Collection entries
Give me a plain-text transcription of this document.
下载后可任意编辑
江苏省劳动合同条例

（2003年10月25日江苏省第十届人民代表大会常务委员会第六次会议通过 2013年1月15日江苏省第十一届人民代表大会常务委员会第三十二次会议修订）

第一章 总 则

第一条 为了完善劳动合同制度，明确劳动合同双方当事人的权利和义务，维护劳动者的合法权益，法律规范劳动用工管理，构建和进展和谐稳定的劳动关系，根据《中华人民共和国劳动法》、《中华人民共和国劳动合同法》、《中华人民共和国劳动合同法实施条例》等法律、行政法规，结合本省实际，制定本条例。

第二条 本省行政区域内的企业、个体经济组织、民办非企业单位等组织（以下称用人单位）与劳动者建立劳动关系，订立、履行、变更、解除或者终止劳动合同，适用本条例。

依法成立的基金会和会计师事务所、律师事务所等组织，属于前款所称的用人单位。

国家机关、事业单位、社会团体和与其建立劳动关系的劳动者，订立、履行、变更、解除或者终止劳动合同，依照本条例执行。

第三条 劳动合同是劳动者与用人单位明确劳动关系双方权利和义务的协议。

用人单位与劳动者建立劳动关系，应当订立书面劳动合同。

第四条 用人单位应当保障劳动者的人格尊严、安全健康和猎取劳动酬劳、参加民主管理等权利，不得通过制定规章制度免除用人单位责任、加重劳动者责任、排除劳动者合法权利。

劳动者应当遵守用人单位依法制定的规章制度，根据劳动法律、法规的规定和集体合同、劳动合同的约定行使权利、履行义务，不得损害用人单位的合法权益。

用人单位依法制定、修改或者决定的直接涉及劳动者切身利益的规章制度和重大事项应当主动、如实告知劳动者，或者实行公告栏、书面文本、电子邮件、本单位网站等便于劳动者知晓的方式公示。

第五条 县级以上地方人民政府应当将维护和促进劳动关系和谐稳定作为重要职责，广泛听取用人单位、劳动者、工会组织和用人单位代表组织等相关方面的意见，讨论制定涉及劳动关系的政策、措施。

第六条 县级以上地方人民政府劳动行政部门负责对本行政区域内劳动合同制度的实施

__Instructions to follow__
Your task is to give the records above again, exactly.

__Expected answer__
Give me a plain-text transcription of this document.
下载后可任意编辑
江苏省劳动合同条例

（2003年10月25日江苏省第十届人民代表大会常务委员会第六次会议通过 2013年1月15日江苏省第十一届人民代表大会常务委员会第三十二次会议修订）

第一章 总 则

第一条 为了完善劳动合同制度，明确劳动合同双方当事人的权利和义务，维护劳动者的合法权益，法律规范劳动用工管理，构建和进展和谐稳定的劳动关系，根据《中华人民共和国劳动法》、《中华人民共和国劳动合同法》、《中华人民共和国劳动合同法实施条例》等法律、行政法规，结合本省实际，制定本条例。

第二条 本省行政区域内的企业、个体经济组织、民办非企业单位等组织（以下称用人单位）与劳动者建立劳动关系，订立、履行、变更、解除或者终止劳动合同，适用本条例。

依法成立的基金会和会计师事务所、律师事务所等组织，属于前款所称的用人单位。

国家机关、事业单位、社会团体和与其建立劳动关系的劳动者，订立、履行、变更、解除或者终止劳动合同，依照本条例执行。

第三条 劳动合同是劳动者与用人单位明确劳动关系双方权利和义务的协议。

用人单位与劳动者建立劳动关系，应当订立书面劳动合同。

第四条 用人单位应当保障劳动者的人格尊严、安全健康和猎取劳动酬劳、参加民主管理等权利，不得通过制定规章制度免除用人单位责任、加重劳动者责任、排除劳动者合法权利。

劳动者应当遵守用人单位依法制定的规章制度，根据劳动法律、法规的规定和集体合同、劳动合同的约定行使权利、履行义务，不得损害用人单位的合法权益。

用人单位依法制定、修改或者决定的直接涉及劳动者切身利益的规章制度和重大事项应当主动、如实告知劳动者，或者实行公告栏、书面文本、电子邮件、本单位网站等便于劳动者知晓的方式公示。

第五条 县级以上地方人民政府应当将维护和促进劳动关系和谐稳定作为重要职责，广泛听取用人单位、劳动者、工会组织和用人单位代表组织等相关方面的意见，讨论制定涉及劳动关系的政策、措施。

第六条 县级以上地方人民政府劳动行政部门负责对本行政区域内劳动合同制度的实施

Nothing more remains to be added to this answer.